Your goal:
The records below must be copied in full; omit the images.

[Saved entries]
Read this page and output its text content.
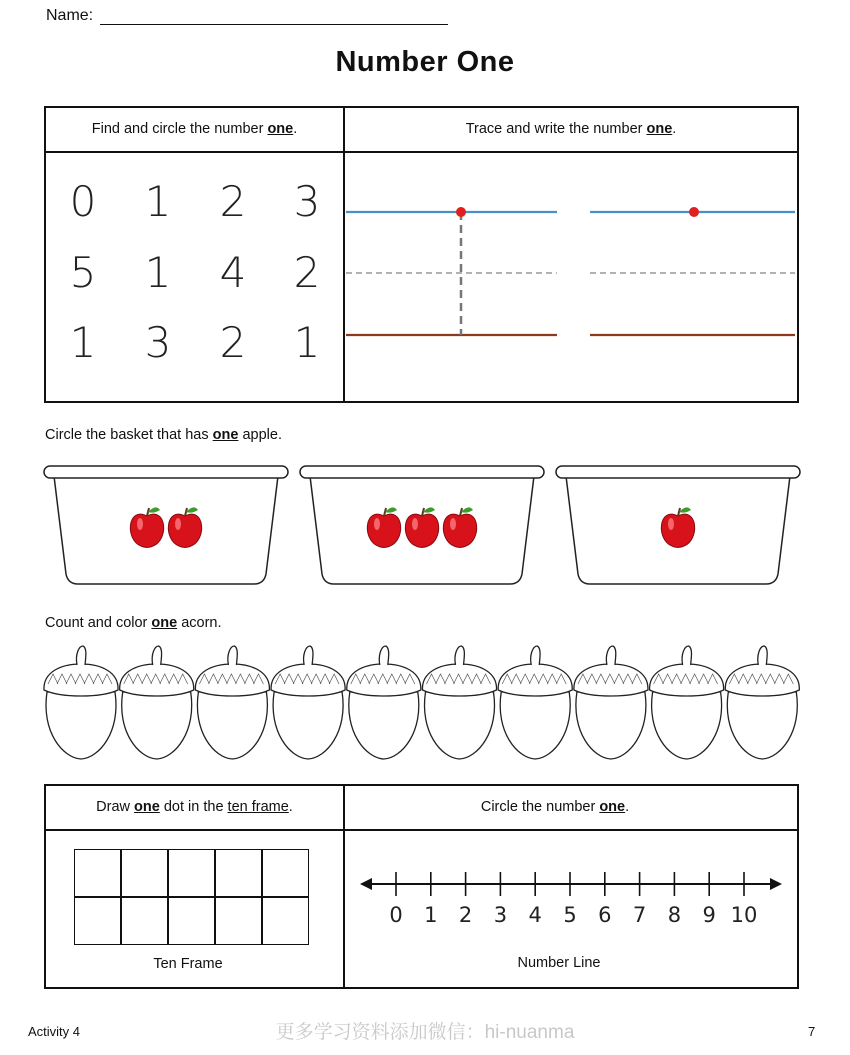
Name:
Number One
Find and circle the number one.	Trace and write the number one.
0 1 2 3
5 1 4 2
1 3 2 1
Circle the basket that has one apple.
Count and color one acorn.
Draw one dot in the ten frame.	Circle the number one.
Ten Frame
0 1 2 3 4 5 6 7 8 9 10
Number Line
Activity 4	更多学习资料添加微信：hi-nuanma	7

In response:
Read this page and output its text content.
Name:
Number One
Find and circle the number one.	Trace and write the number one.
0 1 2 3
5 1 4 2
1 3 2 1
Circle the basket that has one apple.
Count and color one acorn.
Draw one dot in the ten frame.	Circle the number one.
Ten Frame
0 1 2 3 4 5 6 7 8 9 10
Number Line
Activity 4	更多学习资料添加微信：hi-nuanma	7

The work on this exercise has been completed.